Stated exercise:
The records that follow are to be repeated exactly, with the pictures removed.

(Stored data entries)

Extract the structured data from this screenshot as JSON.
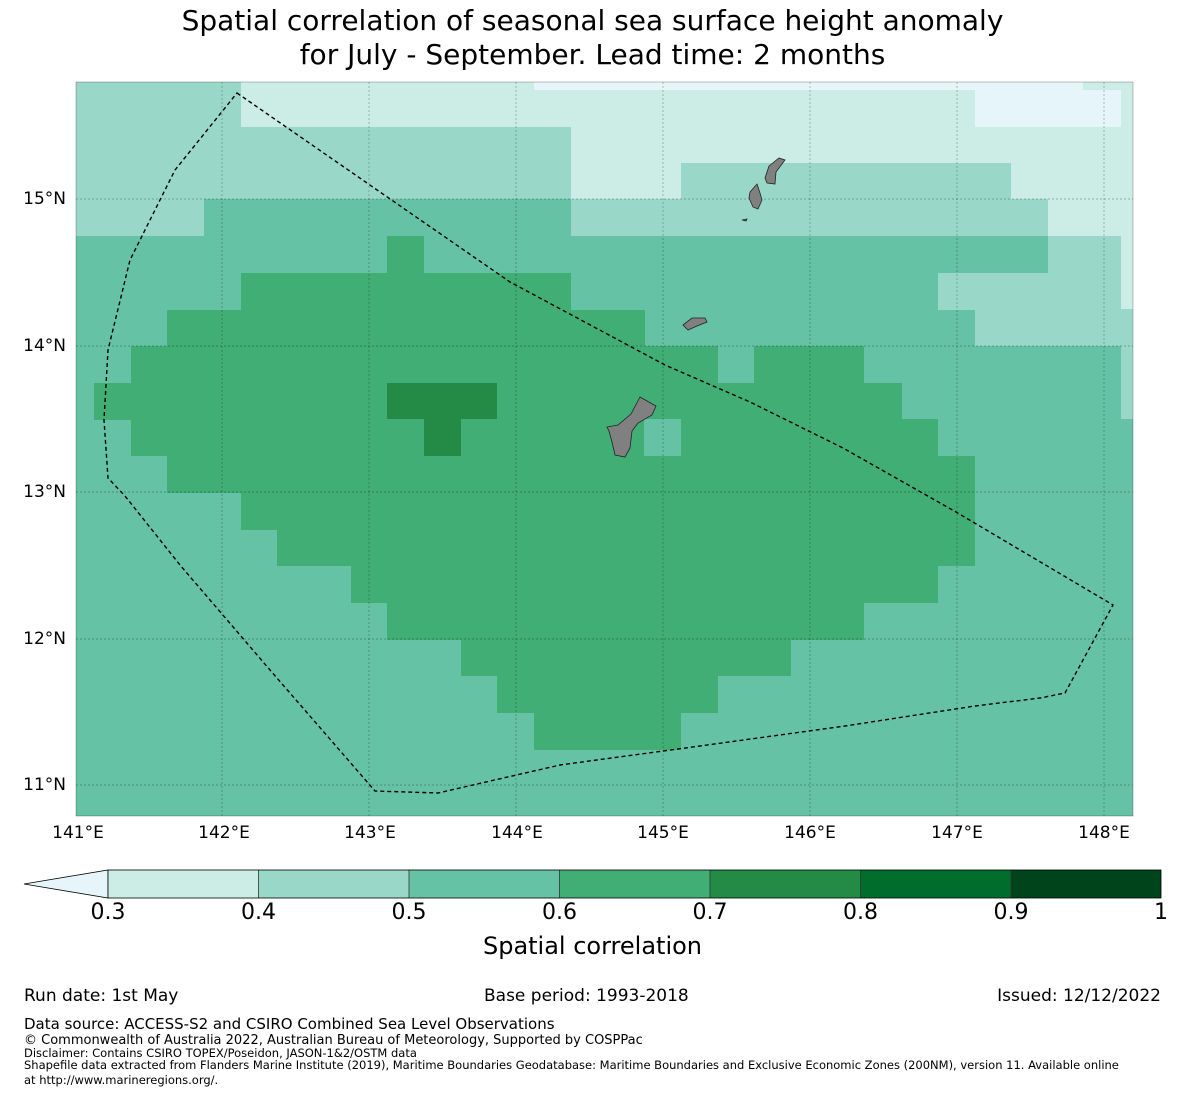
{
  "title_line1": "Spatial correlation of seasonal sea surface height anomaly",
  "title_line2": "for July - September. Lead time: 2 months",
  "map": {
    "lon_range": [
      141.0,
      148.2
    ],
    "lat_range": [
      10.8,
      15.8
    ],
    "lon_ticks": [
      "141°E",
      "142°E",
      "143°E",
      "144°E",
      "145°E",
      "146°E",
      "147°E",
      "148°E"
    ],
    "lat_ticks": [
      "15°N",
      "14°N",
      "13°N",
      "12°N",
      "11°N"
    ],
    "land_color": "#808080",
    "eez_boundary": "dashed"
  },
  "colorbar": {
    "label": "Spatial correlation",
    "ticks": [
      "0.3",
      "0.4",
      "0.5",
      "0.6",
      "0.7",
      "0.8",
      "0.9",
      "1"
    ],
    "colors": [
      "#e5f5f9",
      "#ccece6",
      "#99d8c9",
      "#66c2a4",
      "#41ae76",
      "#238b45",
      "#006d2c",
      "#00441b"
    ],
    "extend": "min"
  },
  "footer": {
    "run_date": "Run date: 1st May",
    "base_period": "Base period: 1993-2018",
    "issued": "Issued: 12/12/2022",
    "data_source": "Data source: ACCESS-S2 and CSIRO Combined Sea Level Observations",
    "copyright": "© Commonwealth of Australia 2022, Australian Bureau of Meteorology, Supported by COSPPac",
    "disclaimer": "Disclaimer: Contains CSIRO TOPEX/Poseidon, JASON-1&2/OSTM data",
    "shapefile_1": "Shapefile data extracted from Flanders Marine Institute (2019), Maritime Boundaries Geodatabase: Maritime Boundaries and Exclusive Economic Zones (200NM), version 11. Available online",
    "shapefile_2": "at http://www.marineregions.org/."
  }
}
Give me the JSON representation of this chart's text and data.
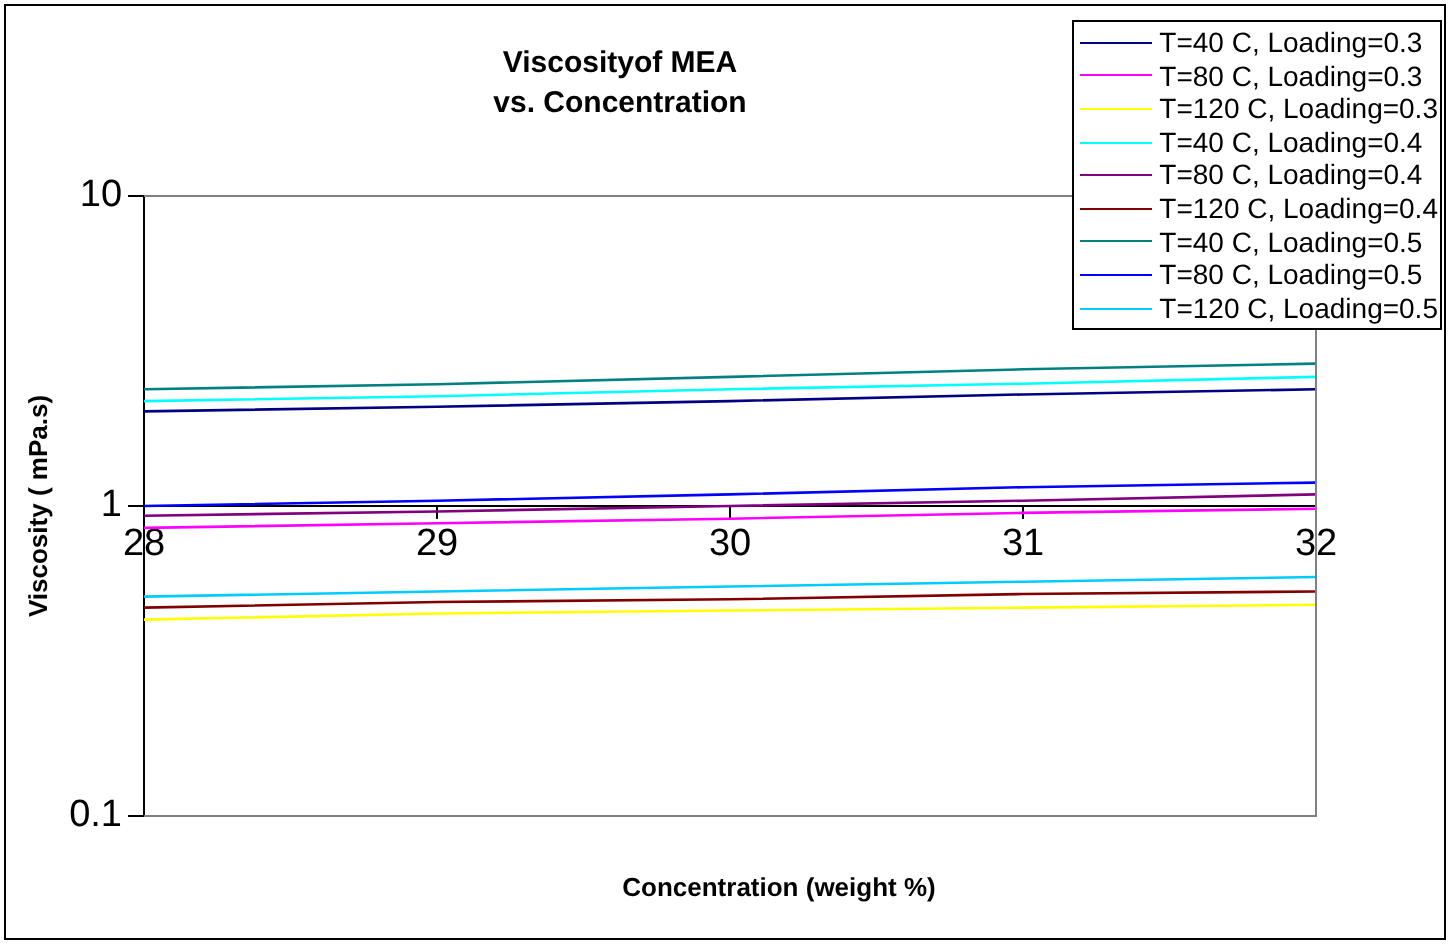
{
  "chart_data": {
    "type": "line",
    "title": "Viscosityof MEA\nvs. Concentration",
    "xlabel": "Concentration (weight %)",
    "ylabel": "Viscosity ( mPa.s)",
    "x": [
      28,
      29,
      30,
      31,
      32
    ],
    "xlim": [
      28,
      32
    ],
    "xticks": [
      28,
      29,
      30,
      31,
      32
    ],
    "ylim": [
      0.1,
      10
    ],
    "yticks": [
      0.1,
      1,
      10
    ],
    "log": true,
    "grid": false,
    "legend": "top right",
    "marker": "none",
    "line_style": "solid",
    "series": [
      {
        "name": "T=40 C, Loading=0.3",
        "color": "#000080",
        "values": [
          2.02,
          2.09,
          2.18,
          2.29,
          2.38
        ]
      },
      {
        "name": "T=80 C, Loading=0.3",
        "color": "#ff00ff",
        "values": [
          0.85,
          0.88,
          0.91,
          0.95,
          0.98
        ]
      },
      {
        "name": "T=120 C, Loading=0.3",
        "color": "#ffff00",
        "values": [
          0.43,
          0.45,
          0.46,
          0.47,
          0.48
        ]
      },
      {
        "name": "T=40 C, Loading=0.4",
        "color": "#00ffff",
        "values": [
          2.18,
          2.26,
          2.38,
          2.48,
          2.61
        ]
      },
      {
        "name": "T=80 C, Loading=0.4",
        "color": "#800080",
        "values": [
          0.93,
          0.96,
          1.0,
          1.04,
          1.09
        ]
      },
      {
        "name": "T=120 C, Loading=0.4",
        "color": "#800000",
        "values": [
          0.47,
          0.49,
          0.5,
          0.52,
          0.53
        ]
      },
      {
        "name": "T=40 C, Loading=0.5",
        "color": "#008080",
        "values": [
          2.38,
          2.47,
          2.61,
          2.76,
          2.88
        ]
      },
      {
        "name": "T=80 C, Loading=0.5",
        "color": "#0000ff",
        "values": [
          1.0,
          1.04,
          1.09,
          1.15,
          1.19
        ]
      },
      {
        "name": "T=120 C, Loading=0.5",
        "color": "#00ccff",
        "values": [
          0.51,
          0.53,
          0.55,
          0.57,
          0.59
        ]
      }
    ]
  }
}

The result:
Extract the structured data from this screenshot as JSON.
{
  "title_line1": "Spatial correlation of seasonal sea surface height anomaly",
  "title_line2": "for July - September. Lead time: 2 months",
  "map": {
    "lon_range": [
      141.0,
      148.2
    ],
    "lat_range": [
      10.8,
      15.8
    ],
    "lon_ticks": [
      "141°E",
      "142°E",
      "143°E",
      "144°E",
      "145°E",
      "146°E",
      "147°E",
      "148°E"
    ],
    "lat_ticks": [
      "15°N",
      "14°N",
      "13°N",
      "12°N",
      "11°N"
    ],
    "land_color": "#808080",
    "eez_boundary": "dashed"
  },
  "colorbar": {
    "label": "Spatial correlation",
    "ticks": [
      "0.3",
      "0.4",
      "0.5",
      "0.6",
      "0.7",
      "0.8",
      "0.9",
      "1"
    ],
    "colors": [
      "#e5f5f9",
      "#ccece6",
      "#99d8c9",
      "#66c2a4",
      "#41ae76",
      "#238b45",
      "#006d2c",
      "#00441b"
    ],
    "extend": "min"
  },
  "footer": {
    "run_date": "Run date: 1st May",
    "base_period": "Base period: 1993-2018",
    "issued": "Issued: 12/12/2022",
    "data_source": "Data source: ACCESS-S2 and CSIRO Combined Sea Level Observations",
    "copyright": "© Commonwealth of Australia 2022, Australian Bureau of Meteorology, Supported by COSPPac",
    "disclaimer": "Disclaimer: Contains CSIRO TOPEX/Poseidon, JASON-1&2/OSTM data",
    "shapefile_1": "Shapefile data extracted from Flanders Marine Institute (2019), Maritime Boundaries Geodatabase: Maritime Boundaries and Exclusive Economic Zones (200NM), version 11. Available online",
    "shapefile_2": "at http://www.marineregions.org/."
  }
}
Give me the JSON representation of this chart's text and data.
{
  "chart_data": {
    "type": "line",
    "title": "Viscosityof MEA\nvs. Concentration",
    "xlabel": "Concentration (weight %)",
    "ylabel": "Viscosity ( mPa.s)",
    "x": [
      28,
      29,
      30,
      31,
      32
    ],
    "xlim": [
      28,
      32
    ],
    "xticks": [
      28,
      29,
      30,
      31,
      32
    ],
    "ylim": [
      0.1,
      10
    ],
    "yticks": [
      0.1,
      1,
      10
    ],
    "log": true,
    "grid": false,
    "legend": "top right",
    "marker": "none",
    "line_style": "solid",
    "series": [
      {
        "name": "T=40 C, Loading=0.3",
        "color": "#000080",
        "values": [
          2.02,
          2.09,
          2.18,
          2.29,
          2.38
        ]
      },
      {
        "name": "T=80 C, Loading=0.3",
        "color": "#ff00ff",
        "values": [
          0.85,
          0.88,
          0.91,
          0.95,
          0.98
        ]
      },
      {
        "name": "T=120 C, Loading=0.3",
        "color": "#ffff00",
        "values": [
          0.43,
          0.45,
          0.46,
          0.47,
          0.48
        ]
      },
      {
        "name": "T=40 C, Loading=0.4",
        "color": "#00ffff",
        "values": [
          2.18,
          2.26,
          2.38,
          2.48,
          2.61
        ]
      },
      {
        "name": "T=80 C, Loading=0.4",
        "color": "#800080",
        "values": [
          0.93,
          0.96,
          1.0,
          1.04,
          1.09
        ]
      },
      {
        "name": "T=120 C, Loading=0.4",
        "color": "#800000",
        "values": [
          0.47,
          0.49,
          0.5,
          0.52,
          0.53
        ]
      },
      {
        "name": "T=40 C, Loading=0.5",
        "color": "#008080",
        "values": [
          2.38,
          2.47,
          2.61,
          2.76,
          2.88
        ]
      },
      {
        "name": "T=80 C, Loading=0.5",
        "color": "#0000ff",
        "values": [
          1.0,
          1.04,
          1.09,
          1.15,
          1.19
        ]
      },
      {
        "name": "T=120 C, Loading=0.5",
        "color": "#00ccff",
        "values": [
          0.51,
          0.53,
          0.55,
          0.57,
          0.59
        ]
      }
    ]
  }
}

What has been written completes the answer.